### Task to complete
Find the number of lines below in which the word "JSON" appears, and write that number only.

::::::

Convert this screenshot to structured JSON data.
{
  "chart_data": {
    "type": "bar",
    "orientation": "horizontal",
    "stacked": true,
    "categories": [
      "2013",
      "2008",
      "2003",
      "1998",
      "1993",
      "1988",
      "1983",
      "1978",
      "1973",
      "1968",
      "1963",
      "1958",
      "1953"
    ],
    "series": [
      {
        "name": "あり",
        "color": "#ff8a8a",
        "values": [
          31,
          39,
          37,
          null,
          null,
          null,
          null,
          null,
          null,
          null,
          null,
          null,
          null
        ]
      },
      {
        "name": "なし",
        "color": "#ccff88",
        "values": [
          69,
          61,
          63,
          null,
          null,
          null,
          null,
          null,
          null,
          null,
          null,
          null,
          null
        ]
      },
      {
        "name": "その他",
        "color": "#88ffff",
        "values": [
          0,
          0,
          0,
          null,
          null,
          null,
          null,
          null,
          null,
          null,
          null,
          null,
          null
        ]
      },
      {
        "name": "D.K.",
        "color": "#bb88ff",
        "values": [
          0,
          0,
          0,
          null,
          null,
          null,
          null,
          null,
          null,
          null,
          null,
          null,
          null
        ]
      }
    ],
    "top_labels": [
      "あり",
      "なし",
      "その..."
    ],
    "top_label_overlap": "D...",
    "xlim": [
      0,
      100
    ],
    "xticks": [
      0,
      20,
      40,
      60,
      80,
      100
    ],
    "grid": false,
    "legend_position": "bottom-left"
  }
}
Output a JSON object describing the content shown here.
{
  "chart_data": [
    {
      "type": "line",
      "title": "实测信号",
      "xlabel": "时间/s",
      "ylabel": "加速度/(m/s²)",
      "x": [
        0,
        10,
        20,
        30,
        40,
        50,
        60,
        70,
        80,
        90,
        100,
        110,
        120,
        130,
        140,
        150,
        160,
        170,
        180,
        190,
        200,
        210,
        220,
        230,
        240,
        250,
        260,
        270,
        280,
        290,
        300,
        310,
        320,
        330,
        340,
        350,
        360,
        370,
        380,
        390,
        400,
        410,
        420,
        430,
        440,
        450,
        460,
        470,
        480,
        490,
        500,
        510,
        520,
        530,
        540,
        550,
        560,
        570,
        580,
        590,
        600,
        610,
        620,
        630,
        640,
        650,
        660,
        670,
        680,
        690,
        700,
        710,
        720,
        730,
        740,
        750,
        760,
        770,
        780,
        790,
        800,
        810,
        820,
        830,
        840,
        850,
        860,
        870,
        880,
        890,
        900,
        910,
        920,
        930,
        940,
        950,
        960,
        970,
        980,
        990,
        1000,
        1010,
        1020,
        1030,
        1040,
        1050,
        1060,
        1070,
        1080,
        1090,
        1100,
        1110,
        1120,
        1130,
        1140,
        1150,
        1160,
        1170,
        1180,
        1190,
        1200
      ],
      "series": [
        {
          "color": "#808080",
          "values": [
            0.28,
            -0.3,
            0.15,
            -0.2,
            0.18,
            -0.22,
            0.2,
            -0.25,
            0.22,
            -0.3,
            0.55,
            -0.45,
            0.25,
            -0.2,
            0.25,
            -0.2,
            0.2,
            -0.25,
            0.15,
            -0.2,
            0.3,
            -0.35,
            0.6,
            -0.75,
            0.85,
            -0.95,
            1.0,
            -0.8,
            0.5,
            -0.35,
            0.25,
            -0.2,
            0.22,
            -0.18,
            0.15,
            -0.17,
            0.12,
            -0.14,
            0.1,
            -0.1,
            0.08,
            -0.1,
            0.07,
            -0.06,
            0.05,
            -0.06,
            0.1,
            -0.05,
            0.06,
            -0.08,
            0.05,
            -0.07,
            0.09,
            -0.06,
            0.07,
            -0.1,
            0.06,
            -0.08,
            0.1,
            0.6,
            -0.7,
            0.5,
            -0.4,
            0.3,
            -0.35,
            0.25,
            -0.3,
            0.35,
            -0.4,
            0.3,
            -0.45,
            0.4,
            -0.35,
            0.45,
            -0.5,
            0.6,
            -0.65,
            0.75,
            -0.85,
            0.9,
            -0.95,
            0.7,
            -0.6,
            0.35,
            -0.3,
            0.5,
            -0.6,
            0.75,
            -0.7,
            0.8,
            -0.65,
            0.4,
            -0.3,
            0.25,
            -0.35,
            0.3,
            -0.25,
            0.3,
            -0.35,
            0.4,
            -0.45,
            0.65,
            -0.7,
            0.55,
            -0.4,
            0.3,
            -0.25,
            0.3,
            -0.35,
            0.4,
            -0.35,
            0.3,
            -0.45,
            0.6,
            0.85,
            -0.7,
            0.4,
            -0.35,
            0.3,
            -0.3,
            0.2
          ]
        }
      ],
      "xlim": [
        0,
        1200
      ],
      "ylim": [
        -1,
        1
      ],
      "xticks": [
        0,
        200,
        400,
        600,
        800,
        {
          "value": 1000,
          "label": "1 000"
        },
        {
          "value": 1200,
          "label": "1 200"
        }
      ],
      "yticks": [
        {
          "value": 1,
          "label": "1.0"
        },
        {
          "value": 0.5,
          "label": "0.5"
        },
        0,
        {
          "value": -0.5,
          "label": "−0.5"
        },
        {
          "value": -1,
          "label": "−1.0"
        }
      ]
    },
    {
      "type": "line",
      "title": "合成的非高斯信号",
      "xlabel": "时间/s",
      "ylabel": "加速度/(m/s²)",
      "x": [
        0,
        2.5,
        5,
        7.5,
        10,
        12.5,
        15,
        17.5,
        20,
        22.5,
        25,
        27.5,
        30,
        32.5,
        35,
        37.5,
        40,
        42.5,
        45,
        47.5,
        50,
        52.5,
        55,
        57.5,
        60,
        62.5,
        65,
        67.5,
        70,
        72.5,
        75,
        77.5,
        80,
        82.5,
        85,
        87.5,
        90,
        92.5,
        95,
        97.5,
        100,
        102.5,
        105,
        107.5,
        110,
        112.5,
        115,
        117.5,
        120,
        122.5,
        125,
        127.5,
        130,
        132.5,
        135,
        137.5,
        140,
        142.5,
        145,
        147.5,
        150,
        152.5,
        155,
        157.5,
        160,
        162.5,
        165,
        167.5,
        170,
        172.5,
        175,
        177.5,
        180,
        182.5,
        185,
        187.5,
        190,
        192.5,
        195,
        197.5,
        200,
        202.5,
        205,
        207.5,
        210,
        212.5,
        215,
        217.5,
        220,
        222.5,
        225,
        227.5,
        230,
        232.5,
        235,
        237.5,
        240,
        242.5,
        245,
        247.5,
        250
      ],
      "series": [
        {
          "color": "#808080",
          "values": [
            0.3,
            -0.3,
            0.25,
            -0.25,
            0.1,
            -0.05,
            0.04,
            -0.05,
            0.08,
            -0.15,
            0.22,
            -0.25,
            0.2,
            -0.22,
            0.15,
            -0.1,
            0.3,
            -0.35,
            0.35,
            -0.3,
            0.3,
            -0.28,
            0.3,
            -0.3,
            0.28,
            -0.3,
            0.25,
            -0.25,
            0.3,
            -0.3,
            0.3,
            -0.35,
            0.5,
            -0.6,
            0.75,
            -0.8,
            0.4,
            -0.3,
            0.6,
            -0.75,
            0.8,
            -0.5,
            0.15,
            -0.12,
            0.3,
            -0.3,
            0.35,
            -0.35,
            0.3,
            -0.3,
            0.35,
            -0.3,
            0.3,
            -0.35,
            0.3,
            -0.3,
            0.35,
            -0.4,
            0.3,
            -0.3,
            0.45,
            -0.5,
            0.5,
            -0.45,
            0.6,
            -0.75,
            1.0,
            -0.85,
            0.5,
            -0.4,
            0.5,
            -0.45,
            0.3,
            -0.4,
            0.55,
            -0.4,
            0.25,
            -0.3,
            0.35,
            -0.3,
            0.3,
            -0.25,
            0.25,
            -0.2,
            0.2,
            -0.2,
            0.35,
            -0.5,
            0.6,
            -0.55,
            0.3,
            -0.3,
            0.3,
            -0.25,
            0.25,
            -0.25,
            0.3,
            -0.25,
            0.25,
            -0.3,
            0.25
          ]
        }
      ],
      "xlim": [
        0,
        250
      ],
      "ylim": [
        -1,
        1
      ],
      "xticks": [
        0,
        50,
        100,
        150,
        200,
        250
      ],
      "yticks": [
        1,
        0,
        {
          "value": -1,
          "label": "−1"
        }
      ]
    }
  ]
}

::::::

### Task response
2